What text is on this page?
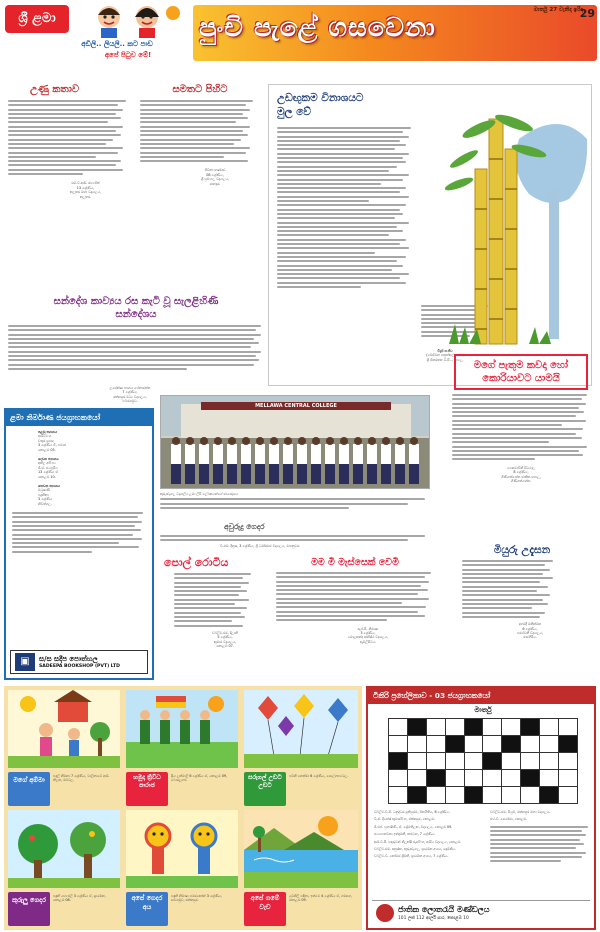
ශ්‍රී ළමා
අඩිලි.. ලියලි.. කට පාඩ
අපේ පිටුව මේ!
පුංචි පැළේ ගසවෙනා
මාර්තු 27 වැනිදා ඉරිදා
29
උණු කතාව
එම්.ඩී.ආර්. රසාංජිත්
13 ශ්‍රේණිය,
කලුතර මහා විද්‍යාලය,
කලුතර.
සමතට පිහිට
ජීවිකා හර්ෂණ
08 ශ්‍රේණිය,
ශ්‍රී සුමංගල විද්‍යාලය,
පානදුර.
උඩඟුකම විනාශයට මුල වේ
විදුර් සංජීව
(සම්ජීවන සනුන්කල් සාමා)
ශ්‍රී ජිනරතන වී.පී.., පාසල.
සන්දේශ කාව්‍යය රස කැටි වූ සැලළිහිණි සන්දේශය
උපේක්ෂා භාග්‍යා සේනාරත්න
7 ශ්‍රේණිය,
රත්නපුර මධ්‍ය විද්‍යාලය,
සබරගමුව.
ළමා නිර්මාණ ජයග්‍රාහකයෝ
පළමු ත්‍යාගය
ආරියවංශ
චතුර ප්‍රසාද
3 ශ්‍රේණිය ජී, සමාජ
කොළඹ 05.
දෙවන ත්‍යාගය
අකිල අසිංසා
ජී.ඒ. ජයසූරිය
13 ශ්‍රේණිය ඒ
කොළඹ 10.
තෙවන ත්‍යාගය
මධුෂාණි
සදුනිකා
3 ශ්‍රේණිය
නිවිත්ගල.
▣	ස/ස සදීප පොත්හල
SADEEPA BOOKSHOP (PVT) LTD
MELLAWA CENTRAL COLLEGE
කුරුණෑගල විද්‍යාලීය ළමා ලිපි ලේඛකයන්ගේ ඡායාරූපය
අවුරුදු ගෙදර
ඩී.එම්. දිනුෂ, 3 ශ්‍රේණිය, ශ්‍රී ධර්මරාජ විද්‍යාලය, මහනුවර.
මගේ පැතුම කවදා හෝ කොරියාවට යාමයි
සෙනවාසිනී පිට්ඨාල
8 ශ්‍රේණිය,
ගිණිගත්හේන ජාතික පාසල,
ගිණිගත්හේන.
පොල් රොටිය
ඩබ්ලිව්.එම්. දිලානි
5 ශ්‍රේණිය,
කුමාර විද්‍යාලය,
කොළඹ 07.
මම මී මැස්සෙක් වෙමි
ඇස්.පී. නිමාෂා
3 ශ්‍රේණිය,
මොළකන්ද කනිෂ්ඨ විද්‍යාලය,
ඇඹිලිපිටිය.
මියුරු උදැසන
දහම්දී මනික්මන
6 ශ්‍රේණිය,
සරස්වතී විද්‍යාලය,
රාජගිරිය.
මගේ අම්මා	සඳලි නිම්නා 7 ශ්‍රේණිය, වාලිකාවේ ආර්. තිලක, මඩවල.	හමුදා ත්‍රිවිධ පාරාජ
ප්‍රිය ලක්මාලී 6 ශ්‍රේණිය ඒ, කොළඹ 09, බොරලුගස්.	සරුගල් උඩට උඩට
සචිනි නෙත්මා 6 ශ්‍රේණිය, පොල්ගහවෙල.
කුරුලු ගෙදර	සඳුනි යසාංජලී 3 ශ්‍රේණිය ඒ, ප්‍රාථමික, කොළඹ 08.	අපේ ගෙදර අය
සඳුනි නිමාෂා සමරකෝන් 3 ශ්‍රේණිය, නවගමුව, රත්නපුර.	අපේ ගමේ වැව
යුවිනිලි සඳීනා, ඉන්වේ 4 ශ්‍රේණිය ඒ, ගම්පහ, කොළඹ 09.
ටිකිරි ප්‍රහේලිකාව - 03 ජයග්‍රාහකයෝ
මාර්තු
ඩබ්ලිව්.ඩී.ජී. ධනුද්ධර ප්‍රතිසුරම, ජිනයිතිය, 6 ශ්‍රේණිය.
ඩී.ඒ. දිනේෂ් කුමාරසිංහ, රත්නපුර, කොළඹ.
ජී.එස්. සුභාෂිණී, ඒ. ප්‍රේමතිලක, විද්‍යාලය, කොළඹ 09.
ජයසෙනවිතා ඉන්දුමතී, කළුවන, 7 ශ්‍රේණිය.
ආර්.ඩී.පී. සඳරුවන් නිලුක්ෂි රුපසිංහ, ආරිය විද්‍යාලය, කොළඹ.
ඩබ්ලිව්.එම්. අනුෂ්ක, කුරුණෑගල, ප්‍රාථමික අංශය, පදුමිනිය.
ඩබ්ලිව්.ඩී. කෝමර ශ්‍රීමතී, ප්‍රාථමික අංශය, 7 ශ්‍රේණිය.
ඩබ්ලිව්.එම්. පියුමි, රත්නපුර මහා විද්‍යාලය.
එස්.ඩී. පෙරේරා, කොළඹ.
ජාතික ලොතරැයි මණ්ඩලය
101 ලක් 112 ආර්ලි පාර, කොළඹ 10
○ ○ ○ ○ ○
Goal = Reproduce all of the material exactly, apart from the pictures.

The response =
What text is on this page?
ශ්‍රී ළමා
අඩිලි.. ලියලි.. කට පාඩ
අපේ පිටුව මේ!
පුංචි පැළේ ගසවෙනා
මාර්තු 27 වැනිදා ඉරිදා
29
උණු කතාව
එම්.ඩී.ආර්. රසාංජිත්
13 ශ්‍රේණිය,
කලුතර මහා විද්‍යාලය,
කලුතර.
සමතට පිහිට
ජීවිකා හර්ෂණ
08 ශ්‍රේණිය,
ශ්‍රී සුමංගල විද්‍යාලය,
පානදුර.
උඩඟුකම විනාශයට මුල වේ
විදුර් සංජීව
(සම්ජීවන සනුන්කල් සාමා)
ශ්‍රී ජිනරතන වී.පී.., පාසල.
සන්දේශ කාව්‍යය රස කැටි වූ සැලළිහිණි සන්දේශය
උපේක්ෂා භාග්‍යා සේනාරත්න
7 ශ්‍රේණිය,
රත්නපුර මධ්‍ය විද්‍යාලය,
සබරගමුව.
ළමා නිර්මාණ ජයග්‍රාහකයෝ
පළමු ත්‍යාගය
ආරියවංශ
චතුර ප්‍රසාද
3 ශ්‍රේණිය ජී, සමාජ
කොළඹ 05.
දෙවන ත්‍යාගය
අකිල අසිංසා
ජී.ඒ. ජයසූරිය
13 ශ්‍රේණිය ඒ
කොළඹ 10.
තෙවන ත්‍යාගය
මධුෂාණි
සදුනිකා
3 ශ්‍රේණිය
නිවිත්ගල.
▣	ස/ස සදීප පොත්හල
SADEEPA BOOKSHOP (PVT) LTD
MELLAWA CENTRAL COLLEGE
කුරුණෑගල විද්‍යාලීය ළමා ලිපි ලේඛකයන්ගේ ඡායාරූපය
අවුරුදු ගෙදර
ඩී.එම්. දිනුෂ, 3 ශ්‍රේණිය, ශ්‍රී ධර්මරාජ විද්‍යාලය, මහනුවර.
මගේ පැතුම කවදා හෝ කොරියාවට යාමයි
සෙනවාසිනී පිට්ඨාල
8 ශ්‍රේණිය,
ගිණිගත්හේන ජාතික පාසල,
ගිණිගත්හේන.
පොල් රොටිය
ඩබ්ලිව්.එම්. දිලානි
5 ශ්‍රේණිය,
කුමාර විද්‍යාලය,
කොළඹ 07.
මම මී මැස්සෙක් වෙමි
ඇස්.පී. නිමාෂා
3 ශ්‍රේණිය,
මොළකන්ද කනිෂ්ඨ විද්‍යාලය,
ඇඹිලිපිටිය.
මියුරු උදැසන
දහම්දී මනික්මන
6 ශ්‍රේණිය,
සරස්වතී විද්‍යාලය,
රාජගිරිය.
මගේ අම්මා	සඳලි නිම්නා 7 ශ්‍රේණිය, වාලිකාවේ ආර්. තිලක, මඩවල.	හමුදා ත්‍රිවිධ පාරාජ
ප්‍රිය ලක්මාලී 6 ශ්‍රේණිය ඒ, කොළඹ 09, බොරලුගස්.	සරුගල් උඩට උඩට
සචිනි නෙත්මා 6 ශ්‍රේණිය, පොල්ගහවෙල.
කුරුලු ගෙදර	සඳුනි යසාංජලී 3 ශ්‍රේණිය ඒ, ප්‍රාථමික, කොළඹ 08.	අපේ ගෙදර අය
සඳුනි නිමාෂා සමරකෝන් 3 ශ්‍රේණිය, නවගමුව, රත්නපුර.	අපේ ගමේ වැව
යුවිනිලි සඳීනා, ඉන්වේ 4 ශ්‍රේණිය ඒ, ගම්පහ, කොළඹ 09.
ටිකිරි ප්‍රහේලිකාව - 03 ජයග්‍රාහකයෝ
මාර්තු
ඩබ්ලිව්.ඩී.ජී. ධනුද්ධර ප්‍රතිසුරම, ජිනයිතිය, 6 ශ්‍රේණිය.
ඩී.ඒ. දිනේෂ් කුමාරසිංහ, රත්නපුර, කොළඹ.
ජී.එස්. සුභාෂිණී, ඒ. ප්‍රේමතිලක, විද්‍යාලය, කොළඹ 09.
ජයසෙනවිතා ඉන්දුමතී, කළුවන, 7 ශ්‍රේණිය.
ආර්.ඩී.පී. සඳරුවන් නිලුක්ෂි රුපසිංහ, ආරිය විද්‍යාලය, කොළඹ.
ඩබ්ලිව්.එම්. අනුෂ්ක, කුරුණෑගල, ප්‍රාථමික අංශය, පදුමිනිය.
ඩබ්ලිව්.ඩී. කෝමර ශ්‍රීමතී, ප්‍රාථමික අංශය, 7 ශ්‍රේණිය.
ඩබ්ලිව්.එම්. පියුමි, රත්නපුර මහා විද්‍යාලය.
එස්.ඩී. පෙරේරා, කොළඹ.
ජාතික ලොතරැයි මණ්ඩලය
101 ලක් 112 ආර්ලි පාර, කොළඹ 10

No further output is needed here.